[Records about charts and figures]
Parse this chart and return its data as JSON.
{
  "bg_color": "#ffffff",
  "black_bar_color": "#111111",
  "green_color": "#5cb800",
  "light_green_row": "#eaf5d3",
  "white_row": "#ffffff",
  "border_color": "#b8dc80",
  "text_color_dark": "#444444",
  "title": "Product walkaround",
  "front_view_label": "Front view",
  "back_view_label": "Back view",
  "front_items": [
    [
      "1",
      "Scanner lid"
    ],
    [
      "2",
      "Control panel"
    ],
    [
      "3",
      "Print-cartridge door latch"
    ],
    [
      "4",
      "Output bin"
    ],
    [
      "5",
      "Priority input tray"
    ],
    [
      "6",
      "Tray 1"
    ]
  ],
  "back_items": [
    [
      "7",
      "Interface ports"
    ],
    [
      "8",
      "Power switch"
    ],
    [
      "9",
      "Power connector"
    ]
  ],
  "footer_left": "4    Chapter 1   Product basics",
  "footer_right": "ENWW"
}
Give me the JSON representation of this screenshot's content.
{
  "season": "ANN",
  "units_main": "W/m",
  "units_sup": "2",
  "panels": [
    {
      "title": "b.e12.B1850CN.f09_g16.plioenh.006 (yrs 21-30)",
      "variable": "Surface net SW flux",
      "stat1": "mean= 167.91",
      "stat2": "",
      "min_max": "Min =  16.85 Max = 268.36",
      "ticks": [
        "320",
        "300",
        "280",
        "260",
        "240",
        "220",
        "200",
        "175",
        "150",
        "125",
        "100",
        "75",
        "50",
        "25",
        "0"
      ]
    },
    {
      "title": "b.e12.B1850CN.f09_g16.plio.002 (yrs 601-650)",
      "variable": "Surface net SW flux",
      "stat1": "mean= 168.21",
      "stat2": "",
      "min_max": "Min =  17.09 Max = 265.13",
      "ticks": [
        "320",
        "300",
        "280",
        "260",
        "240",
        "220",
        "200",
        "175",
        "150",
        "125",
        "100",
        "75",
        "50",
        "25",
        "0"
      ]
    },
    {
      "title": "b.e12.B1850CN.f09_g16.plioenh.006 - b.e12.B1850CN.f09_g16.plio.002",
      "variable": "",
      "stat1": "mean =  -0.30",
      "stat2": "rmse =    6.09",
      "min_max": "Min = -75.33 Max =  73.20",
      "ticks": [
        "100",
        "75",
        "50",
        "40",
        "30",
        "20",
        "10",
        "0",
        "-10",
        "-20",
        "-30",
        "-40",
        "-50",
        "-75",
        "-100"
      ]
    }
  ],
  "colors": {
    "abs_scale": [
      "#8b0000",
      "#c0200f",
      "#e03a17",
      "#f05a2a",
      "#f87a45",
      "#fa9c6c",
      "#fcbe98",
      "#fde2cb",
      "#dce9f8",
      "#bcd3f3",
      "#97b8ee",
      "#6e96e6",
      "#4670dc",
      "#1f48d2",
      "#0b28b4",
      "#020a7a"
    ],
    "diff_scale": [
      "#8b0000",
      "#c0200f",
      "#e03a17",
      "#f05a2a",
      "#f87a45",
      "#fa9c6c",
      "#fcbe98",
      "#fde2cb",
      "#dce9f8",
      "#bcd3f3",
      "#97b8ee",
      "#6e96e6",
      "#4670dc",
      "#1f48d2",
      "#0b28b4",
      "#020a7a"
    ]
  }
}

#### Given exercise
Scan the listing above and identify each line holding the string "title"; copy every such line.

#### Result of this task
  "title": "Product walkaround",
      "title": "b.e12.B1850CN.f09_g16.plioenh.006 (yrs 21-30)",
      "title": "b.e12.B1850CN.f09_g16.plio.002 (yrs 601-650)",
      "title": "b.e12.B1850CN.f09_g16.plioenh.006 - b.e12.B1850CN.f09_g16.plio.002",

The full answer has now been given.